In the listing that follows, count each line containing the string "СОБСТВЕННОСТЬ" and report only the count.

— BEGIN Working data —

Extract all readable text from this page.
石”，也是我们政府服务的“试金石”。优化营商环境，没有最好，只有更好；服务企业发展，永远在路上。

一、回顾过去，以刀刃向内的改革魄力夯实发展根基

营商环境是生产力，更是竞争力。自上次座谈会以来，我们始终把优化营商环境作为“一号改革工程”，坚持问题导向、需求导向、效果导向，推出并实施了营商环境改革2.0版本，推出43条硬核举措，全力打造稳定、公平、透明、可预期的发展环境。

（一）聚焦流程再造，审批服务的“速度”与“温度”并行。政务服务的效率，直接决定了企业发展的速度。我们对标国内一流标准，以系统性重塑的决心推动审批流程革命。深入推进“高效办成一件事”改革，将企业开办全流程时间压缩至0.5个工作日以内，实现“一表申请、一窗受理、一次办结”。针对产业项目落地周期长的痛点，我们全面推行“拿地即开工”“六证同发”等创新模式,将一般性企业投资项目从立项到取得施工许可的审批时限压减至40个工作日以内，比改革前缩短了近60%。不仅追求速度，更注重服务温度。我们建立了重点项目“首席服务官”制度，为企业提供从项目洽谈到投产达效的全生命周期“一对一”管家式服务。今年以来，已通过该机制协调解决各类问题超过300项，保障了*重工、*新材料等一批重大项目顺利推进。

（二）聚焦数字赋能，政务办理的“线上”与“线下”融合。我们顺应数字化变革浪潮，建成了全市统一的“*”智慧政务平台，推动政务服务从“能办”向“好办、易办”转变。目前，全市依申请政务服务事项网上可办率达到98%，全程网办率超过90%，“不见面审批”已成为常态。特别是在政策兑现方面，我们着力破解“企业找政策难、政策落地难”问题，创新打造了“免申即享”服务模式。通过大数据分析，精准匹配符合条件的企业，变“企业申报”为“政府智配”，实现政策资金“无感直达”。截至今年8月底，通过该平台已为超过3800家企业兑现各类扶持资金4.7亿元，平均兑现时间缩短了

— END Working data —
— BEGIN Working data —

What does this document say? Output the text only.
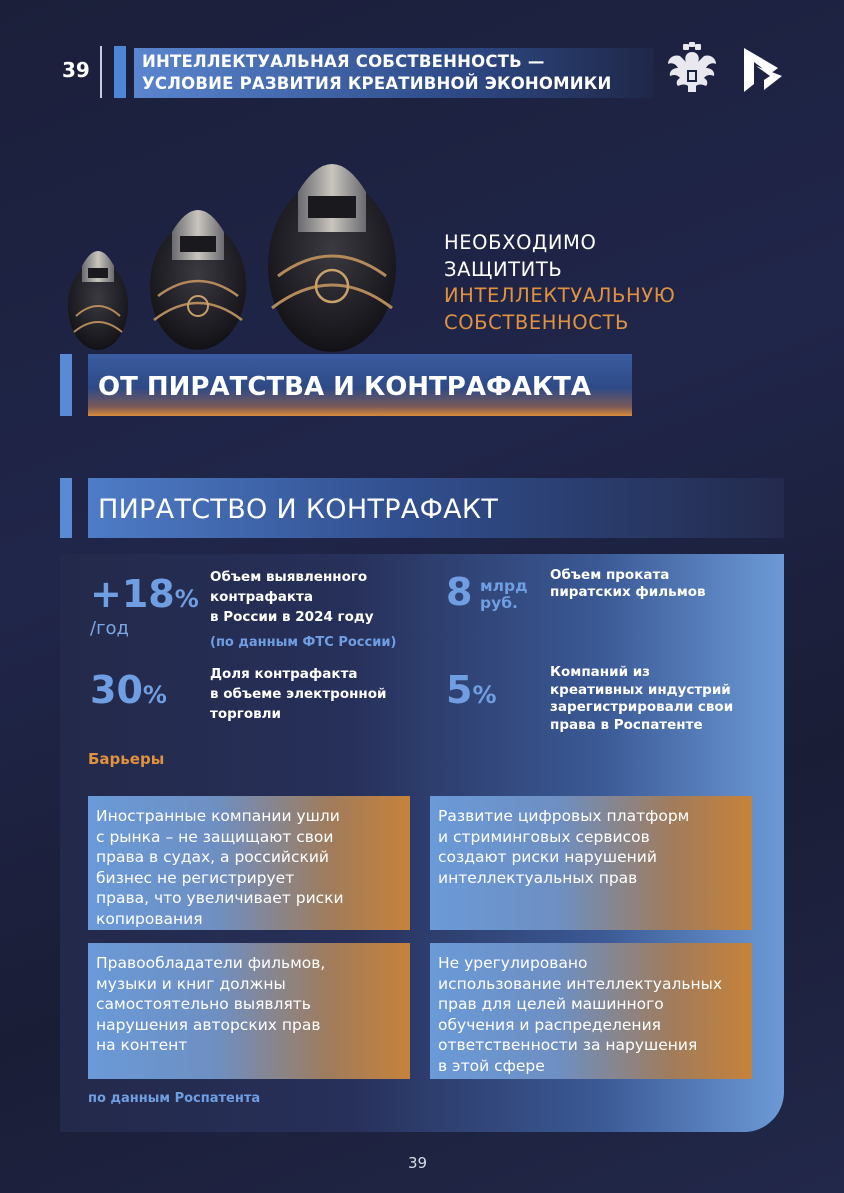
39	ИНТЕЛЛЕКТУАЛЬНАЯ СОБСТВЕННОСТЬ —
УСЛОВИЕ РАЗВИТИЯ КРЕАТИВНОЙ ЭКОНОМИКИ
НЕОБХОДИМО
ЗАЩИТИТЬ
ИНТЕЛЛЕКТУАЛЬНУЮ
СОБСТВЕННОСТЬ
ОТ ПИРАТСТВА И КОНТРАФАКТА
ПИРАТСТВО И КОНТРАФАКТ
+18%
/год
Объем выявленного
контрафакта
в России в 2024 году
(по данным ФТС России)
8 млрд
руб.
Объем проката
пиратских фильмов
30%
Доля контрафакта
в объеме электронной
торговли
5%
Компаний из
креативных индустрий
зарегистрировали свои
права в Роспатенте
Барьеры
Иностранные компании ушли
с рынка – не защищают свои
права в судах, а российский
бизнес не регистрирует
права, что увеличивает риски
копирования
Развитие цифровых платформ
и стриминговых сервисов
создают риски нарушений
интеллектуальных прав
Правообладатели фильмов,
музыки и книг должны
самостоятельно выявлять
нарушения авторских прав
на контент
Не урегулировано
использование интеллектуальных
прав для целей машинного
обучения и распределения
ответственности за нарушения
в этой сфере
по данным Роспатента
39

— END Working data —

▸ **Exercise result**
2